Data excerpts:
# # #

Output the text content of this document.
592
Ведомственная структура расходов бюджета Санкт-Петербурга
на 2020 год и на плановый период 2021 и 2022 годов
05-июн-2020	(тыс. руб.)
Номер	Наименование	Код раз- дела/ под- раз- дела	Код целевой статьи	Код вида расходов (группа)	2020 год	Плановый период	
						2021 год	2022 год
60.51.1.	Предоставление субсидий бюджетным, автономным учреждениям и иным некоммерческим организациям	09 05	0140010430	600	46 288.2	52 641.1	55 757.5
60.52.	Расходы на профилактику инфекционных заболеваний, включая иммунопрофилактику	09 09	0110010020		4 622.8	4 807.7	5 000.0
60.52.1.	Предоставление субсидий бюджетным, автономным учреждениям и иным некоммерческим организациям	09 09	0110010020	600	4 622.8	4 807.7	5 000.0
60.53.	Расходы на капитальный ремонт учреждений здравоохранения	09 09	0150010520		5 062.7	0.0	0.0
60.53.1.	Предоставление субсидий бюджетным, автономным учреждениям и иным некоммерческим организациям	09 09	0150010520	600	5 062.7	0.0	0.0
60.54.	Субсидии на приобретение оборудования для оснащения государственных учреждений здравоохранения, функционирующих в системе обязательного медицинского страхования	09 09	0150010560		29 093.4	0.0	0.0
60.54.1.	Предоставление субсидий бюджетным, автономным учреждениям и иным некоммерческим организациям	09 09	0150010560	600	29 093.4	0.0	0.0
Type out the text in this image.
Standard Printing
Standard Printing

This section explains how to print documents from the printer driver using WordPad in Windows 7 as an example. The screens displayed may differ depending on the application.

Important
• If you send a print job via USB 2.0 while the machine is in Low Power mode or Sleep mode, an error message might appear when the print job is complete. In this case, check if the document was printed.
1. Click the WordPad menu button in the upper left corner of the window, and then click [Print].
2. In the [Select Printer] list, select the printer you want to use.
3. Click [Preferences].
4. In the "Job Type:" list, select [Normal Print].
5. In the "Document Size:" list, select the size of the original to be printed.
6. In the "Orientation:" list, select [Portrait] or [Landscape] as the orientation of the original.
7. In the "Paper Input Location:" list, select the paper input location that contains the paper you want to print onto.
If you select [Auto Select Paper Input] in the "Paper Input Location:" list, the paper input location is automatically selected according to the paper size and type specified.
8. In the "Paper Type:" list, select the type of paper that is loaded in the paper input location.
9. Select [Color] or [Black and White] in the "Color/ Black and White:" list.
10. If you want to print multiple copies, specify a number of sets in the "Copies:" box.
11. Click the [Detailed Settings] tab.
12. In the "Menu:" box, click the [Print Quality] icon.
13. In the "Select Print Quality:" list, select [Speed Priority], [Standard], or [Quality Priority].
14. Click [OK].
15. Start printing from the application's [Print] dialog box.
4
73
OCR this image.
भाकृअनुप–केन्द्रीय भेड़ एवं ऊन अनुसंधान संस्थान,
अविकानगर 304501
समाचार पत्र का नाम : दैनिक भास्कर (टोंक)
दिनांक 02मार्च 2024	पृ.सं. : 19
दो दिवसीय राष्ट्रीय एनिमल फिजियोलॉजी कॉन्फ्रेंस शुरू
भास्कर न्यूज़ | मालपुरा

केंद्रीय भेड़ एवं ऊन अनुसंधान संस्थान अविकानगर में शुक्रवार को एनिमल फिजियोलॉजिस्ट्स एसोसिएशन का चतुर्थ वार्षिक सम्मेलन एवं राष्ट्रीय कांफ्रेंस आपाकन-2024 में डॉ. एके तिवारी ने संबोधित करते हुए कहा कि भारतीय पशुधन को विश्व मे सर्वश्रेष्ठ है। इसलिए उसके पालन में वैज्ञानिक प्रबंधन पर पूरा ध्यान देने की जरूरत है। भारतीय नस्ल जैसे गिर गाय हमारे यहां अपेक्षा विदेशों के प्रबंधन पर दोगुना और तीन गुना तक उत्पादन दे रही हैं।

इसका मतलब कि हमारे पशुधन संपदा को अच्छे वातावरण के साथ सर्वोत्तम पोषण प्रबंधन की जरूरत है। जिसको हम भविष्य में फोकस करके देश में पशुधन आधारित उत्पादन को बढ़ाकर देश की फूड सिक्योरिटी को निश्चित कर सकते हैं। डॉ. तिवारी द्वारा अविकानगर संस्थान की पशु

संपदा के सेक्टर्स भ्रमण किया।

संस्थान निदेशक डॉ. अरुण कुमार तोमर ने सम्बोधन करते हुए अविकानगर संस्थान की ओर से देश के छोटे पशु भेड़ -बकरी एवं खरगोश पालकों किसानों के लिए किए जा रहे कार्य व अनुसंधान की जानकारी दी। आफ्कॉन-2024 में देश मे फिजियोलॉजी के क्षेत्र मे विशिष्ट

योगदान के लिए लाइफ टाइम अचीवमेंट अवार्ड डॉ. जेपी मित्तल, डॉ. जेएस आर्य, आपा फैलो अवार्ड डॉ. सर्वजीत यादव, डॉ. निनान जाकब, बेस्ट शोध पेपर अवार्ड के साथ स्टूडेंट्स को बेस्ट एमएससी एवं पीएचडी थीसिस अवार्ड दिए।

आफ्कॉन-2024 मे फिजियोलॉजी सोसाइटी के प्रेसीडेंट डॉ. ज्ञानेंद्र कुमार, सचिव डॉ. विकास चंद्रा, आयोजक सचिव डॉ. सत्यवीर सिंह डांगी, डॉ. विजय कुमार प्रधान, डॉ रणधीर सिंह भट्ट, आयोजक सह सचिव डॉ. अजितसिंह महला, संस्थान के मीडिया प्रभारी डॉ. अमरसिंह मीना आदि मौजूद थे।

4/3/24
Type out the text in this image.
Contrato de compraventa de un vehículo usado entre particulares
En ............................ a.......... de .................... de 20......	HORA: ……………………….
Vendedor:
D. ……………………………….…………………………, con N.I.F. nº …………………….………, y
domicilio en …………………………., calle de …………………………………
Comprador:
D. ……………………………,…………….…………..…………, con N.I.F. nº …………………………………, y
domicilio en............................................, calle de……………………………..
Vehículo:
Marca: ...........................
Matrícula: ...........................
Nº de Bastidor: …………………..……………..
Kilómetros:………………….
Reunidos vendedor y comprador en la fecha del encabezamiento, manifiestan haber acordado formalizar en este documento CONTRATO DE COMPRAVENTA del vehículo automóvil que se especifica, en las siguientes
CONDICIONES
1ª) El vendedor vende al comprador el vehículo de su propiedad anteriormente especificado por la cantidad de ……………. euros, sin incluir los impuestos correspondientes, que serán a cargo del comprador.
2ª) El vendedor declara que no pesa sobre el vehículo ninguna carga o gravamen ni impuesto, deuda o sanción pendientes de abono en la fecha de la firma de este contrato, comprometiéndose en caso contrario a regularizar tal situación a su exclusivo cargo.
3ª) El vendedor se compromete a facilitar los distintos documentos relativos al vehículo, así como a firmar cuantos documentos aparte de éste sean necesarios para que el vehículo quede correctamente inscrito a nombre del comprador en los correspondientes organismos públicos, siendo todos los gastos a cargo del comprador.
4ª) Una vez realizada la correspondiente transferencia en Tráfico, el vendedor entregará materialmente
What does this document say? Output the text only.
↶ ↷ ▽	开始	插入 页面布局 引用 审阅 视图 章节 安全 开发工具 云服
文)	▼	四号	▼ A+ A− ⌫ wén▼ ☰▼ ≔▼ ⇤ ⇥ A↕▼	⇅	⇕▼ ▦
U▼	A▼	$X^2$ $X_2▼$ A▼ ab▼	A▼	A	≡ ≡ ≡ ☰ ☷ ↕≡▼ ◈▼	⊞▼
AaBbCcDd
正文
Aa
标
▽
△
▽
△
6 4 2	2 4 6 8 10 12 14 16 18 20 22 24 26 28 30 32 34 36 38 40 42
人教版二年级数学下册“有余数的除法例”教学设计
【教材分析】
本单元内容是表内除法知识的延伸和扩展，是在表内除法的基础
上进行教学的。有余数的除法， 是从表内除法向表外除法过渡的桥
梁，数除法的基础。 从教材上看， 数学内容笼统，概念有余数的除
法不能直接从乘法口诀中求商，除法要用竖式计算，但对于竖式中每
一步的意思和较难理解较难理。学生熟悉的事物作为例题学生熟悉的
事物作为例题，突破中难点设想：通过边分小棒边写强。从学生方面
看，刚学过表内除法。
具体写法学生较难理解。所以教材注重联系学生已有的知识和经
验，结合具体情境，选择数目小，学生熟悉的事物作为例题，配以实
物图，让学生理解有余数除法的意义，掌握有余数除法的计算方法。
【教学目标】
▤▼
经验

# # #

* DIRECTIONS *
Copy out each line that contains the word "учреждений".

* EXERCISE SOLUTION *
60.53.	Расходы на капитальный ремонт учреждений здравоохранения	09 09	0150010520		5 062.7	0.0	0.0
60.54.	Субсидии на приобретение оборудования для оснащения государственных учреждений здравоохранения, функционирующих в системе обязательного медицинского страхования	09 09	0150010560		29 093.4	0.0	0.0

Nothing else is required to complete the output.